Calculate how many lines in the following records hold the word "vida", and report that number without comment.

** BEGIN RECORDS TO USE **

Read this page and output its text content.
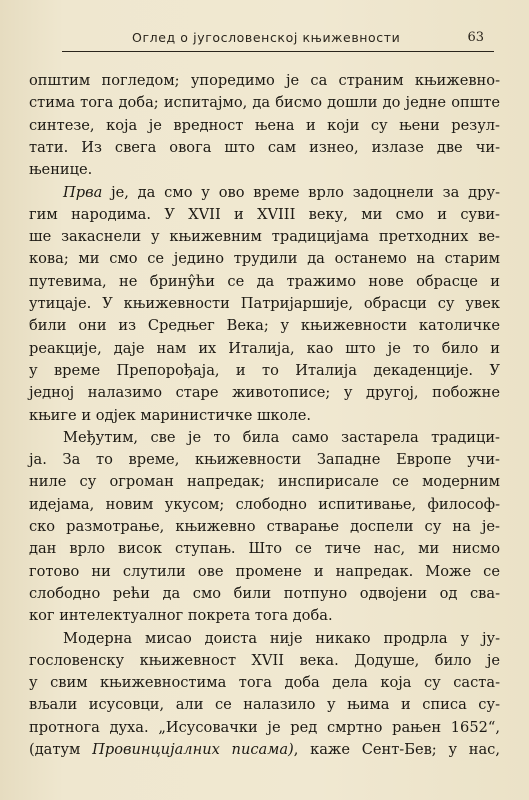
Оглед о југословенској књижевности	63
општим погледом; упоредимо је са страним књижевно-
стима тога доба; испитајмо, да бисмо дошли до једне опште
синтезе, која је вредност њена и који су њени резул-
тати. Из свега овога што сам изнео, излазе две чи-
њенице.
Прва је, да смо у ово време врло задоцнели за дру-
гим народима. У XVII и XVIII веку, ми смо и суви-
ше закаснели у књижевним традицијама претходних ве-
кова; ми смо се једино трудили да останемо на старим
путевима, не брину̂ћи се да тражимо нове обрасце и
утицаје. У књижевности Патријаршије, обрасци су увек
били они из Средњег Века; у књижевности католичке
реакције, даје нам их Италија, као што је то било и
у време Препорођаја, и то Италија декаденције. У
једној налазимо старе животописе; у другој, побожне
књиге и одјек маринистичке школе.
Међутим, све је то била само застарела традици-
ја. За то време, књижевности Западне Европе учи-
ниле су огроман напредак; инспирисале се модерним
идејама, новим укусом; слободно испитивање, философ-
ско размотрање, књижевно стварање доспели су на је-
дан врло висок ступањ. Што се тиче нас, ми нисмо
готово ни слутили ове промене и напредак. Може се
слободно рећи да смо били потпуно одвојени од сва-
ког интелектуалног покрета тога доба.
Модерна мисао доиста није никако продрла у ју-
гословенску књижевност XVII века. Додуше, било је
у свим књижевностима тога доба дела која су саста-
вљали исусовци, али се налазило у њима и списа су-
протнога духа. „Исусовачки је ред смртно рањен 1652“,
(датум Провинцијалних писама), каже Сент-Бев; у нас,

** END RECORDS TO USE **
** BEGIN RECORDS TO USE **

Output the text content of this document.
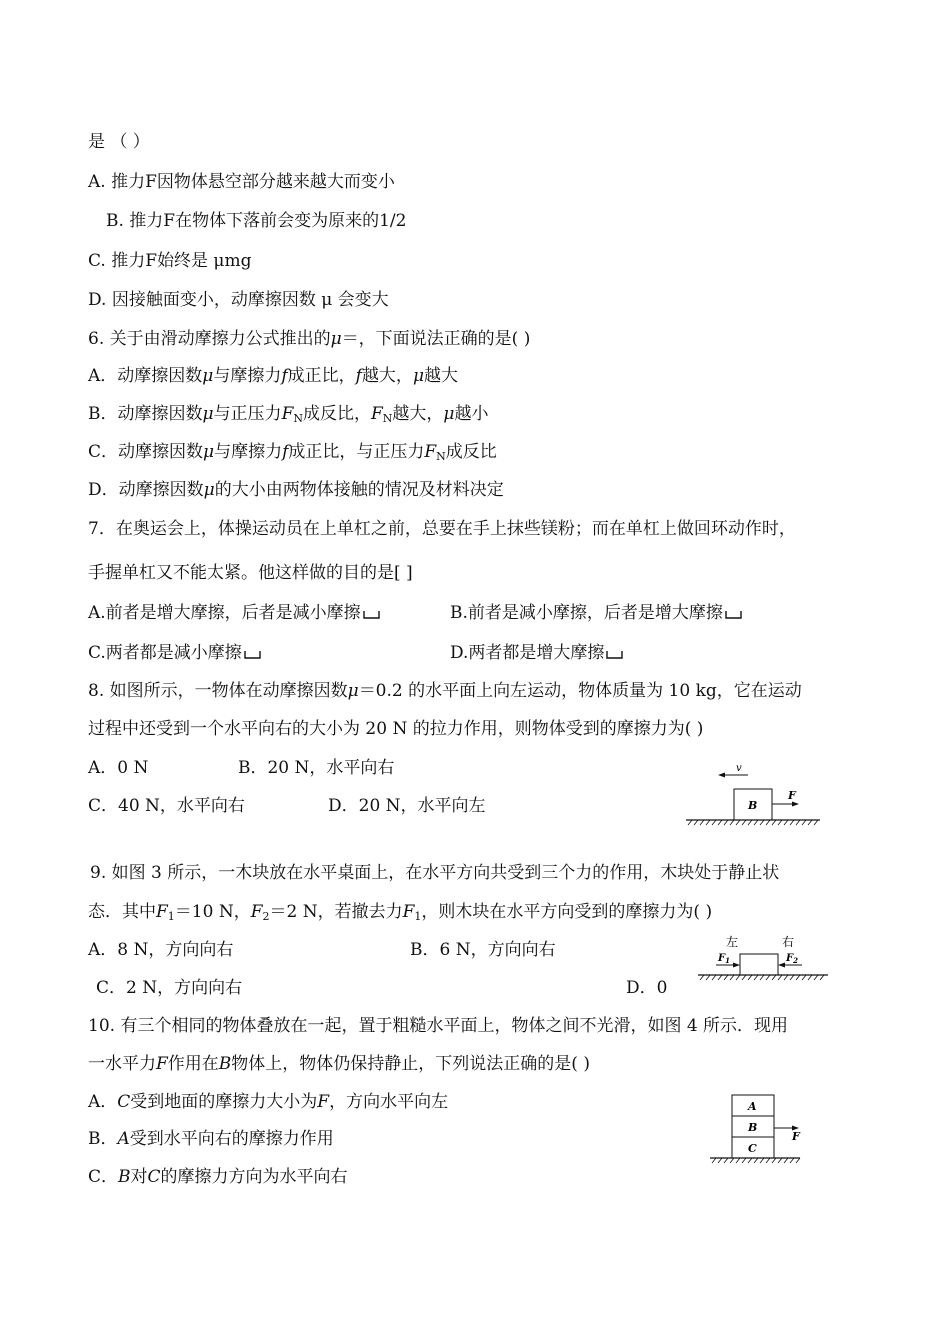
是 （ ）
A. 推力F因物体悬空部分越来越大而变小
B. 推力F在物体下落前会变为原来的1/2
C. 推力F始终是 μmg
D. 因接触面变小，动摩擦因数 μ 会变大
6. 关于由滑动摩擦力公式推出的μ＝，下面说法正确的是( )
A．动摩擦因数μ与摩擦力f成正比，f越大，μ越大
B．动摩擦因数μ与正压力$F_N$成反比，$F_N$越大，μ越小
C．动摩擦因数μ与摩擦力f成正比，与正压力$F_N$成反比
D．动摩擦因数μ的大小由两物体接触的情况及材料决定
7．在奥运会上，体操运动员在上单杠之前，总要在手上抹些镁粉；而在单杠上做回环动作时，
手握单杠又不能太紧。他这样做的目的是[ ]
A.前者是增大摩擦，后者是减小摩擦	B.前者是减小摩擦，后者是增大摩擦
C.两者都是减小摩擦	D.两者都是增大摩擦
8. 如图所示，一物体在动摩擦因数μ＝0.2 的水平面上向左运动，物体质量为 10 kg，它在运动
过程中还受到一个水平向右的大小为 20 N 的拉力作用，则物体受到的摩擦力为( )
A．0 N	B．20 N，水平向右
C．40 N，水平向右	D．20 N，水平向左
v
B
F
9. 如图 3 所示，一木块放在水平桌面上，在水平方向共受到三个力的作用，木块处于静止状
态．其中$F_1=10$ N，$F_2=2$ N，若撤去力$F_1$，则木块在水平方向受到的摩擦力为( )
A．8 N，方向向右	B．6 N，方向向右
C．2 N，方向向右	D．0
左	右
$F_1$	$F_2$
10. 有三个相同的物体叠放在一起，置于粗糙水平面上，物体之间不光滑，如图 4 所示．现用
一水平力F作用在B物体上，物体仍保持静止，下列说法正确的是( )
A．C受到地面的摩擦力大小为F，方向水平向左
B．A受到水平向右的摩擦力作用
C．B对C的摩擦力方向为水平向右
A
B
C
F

** END RECORDS TO USE **
** BEGIN RECORDS TO USE **

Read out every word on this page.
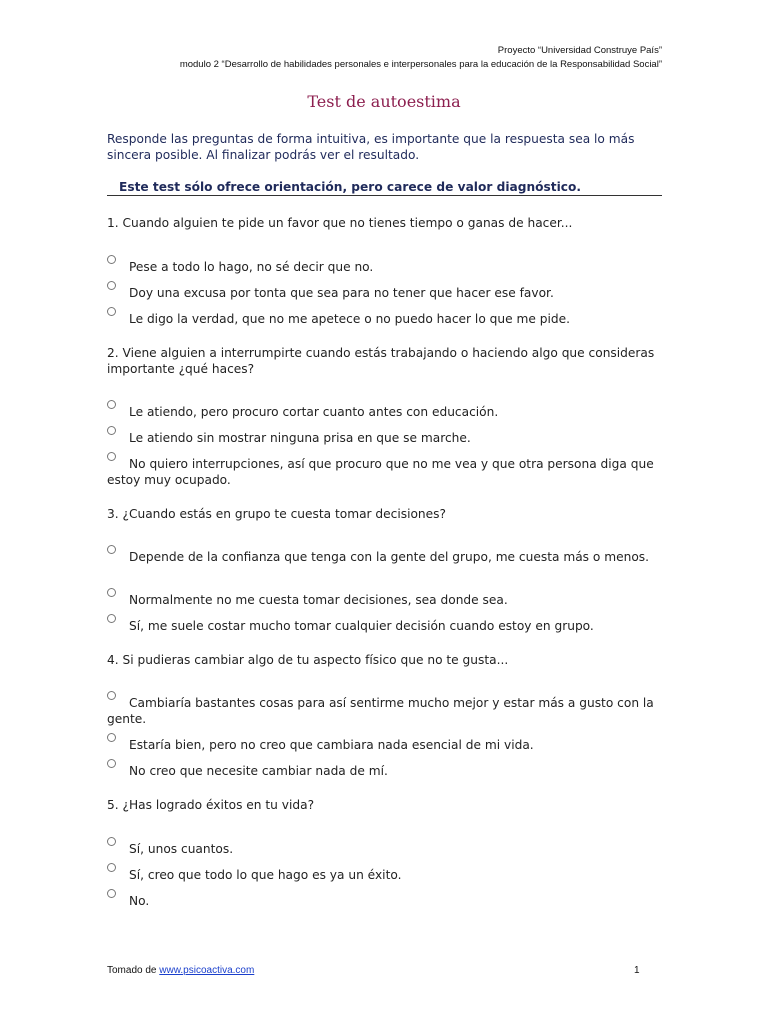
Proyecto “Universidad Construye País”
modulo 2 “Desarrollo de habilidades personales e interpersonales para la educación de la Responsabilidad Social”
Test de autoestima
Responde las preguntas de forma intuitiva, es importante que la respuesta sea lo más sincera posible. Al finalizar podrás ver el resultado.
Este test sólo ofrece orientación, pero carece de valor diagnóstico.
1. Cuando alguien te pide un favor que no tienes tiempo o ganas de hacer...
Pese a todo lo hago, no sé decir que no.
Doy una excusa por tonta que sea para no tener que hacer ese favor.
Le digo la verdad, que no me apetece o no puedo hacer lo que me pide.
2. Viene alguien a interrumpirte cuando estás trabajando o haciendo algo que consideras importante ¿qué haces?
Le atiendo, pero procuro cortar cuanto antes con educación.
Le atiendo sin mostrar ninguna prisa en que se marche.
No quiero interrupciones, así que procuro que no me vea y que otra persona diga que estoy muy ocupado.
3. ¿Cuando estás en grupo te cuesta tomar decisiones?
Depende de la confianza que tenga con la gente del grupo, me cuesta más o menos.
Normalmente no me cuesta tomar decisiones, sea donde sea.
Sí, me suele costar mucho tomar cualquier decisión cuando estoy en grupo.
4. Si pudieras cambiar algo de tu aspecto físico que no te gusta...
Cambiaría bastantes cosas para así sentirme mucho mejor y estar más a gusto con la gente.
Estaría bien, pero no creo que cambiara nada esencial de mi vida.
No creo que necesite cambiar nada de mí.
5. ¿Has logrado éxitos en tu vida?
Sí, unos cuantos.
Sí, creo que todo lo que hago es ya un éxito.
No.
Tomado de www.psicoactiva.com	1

** END RECORDS TO USE **

OUTPUT OF THE EXERCISE:
2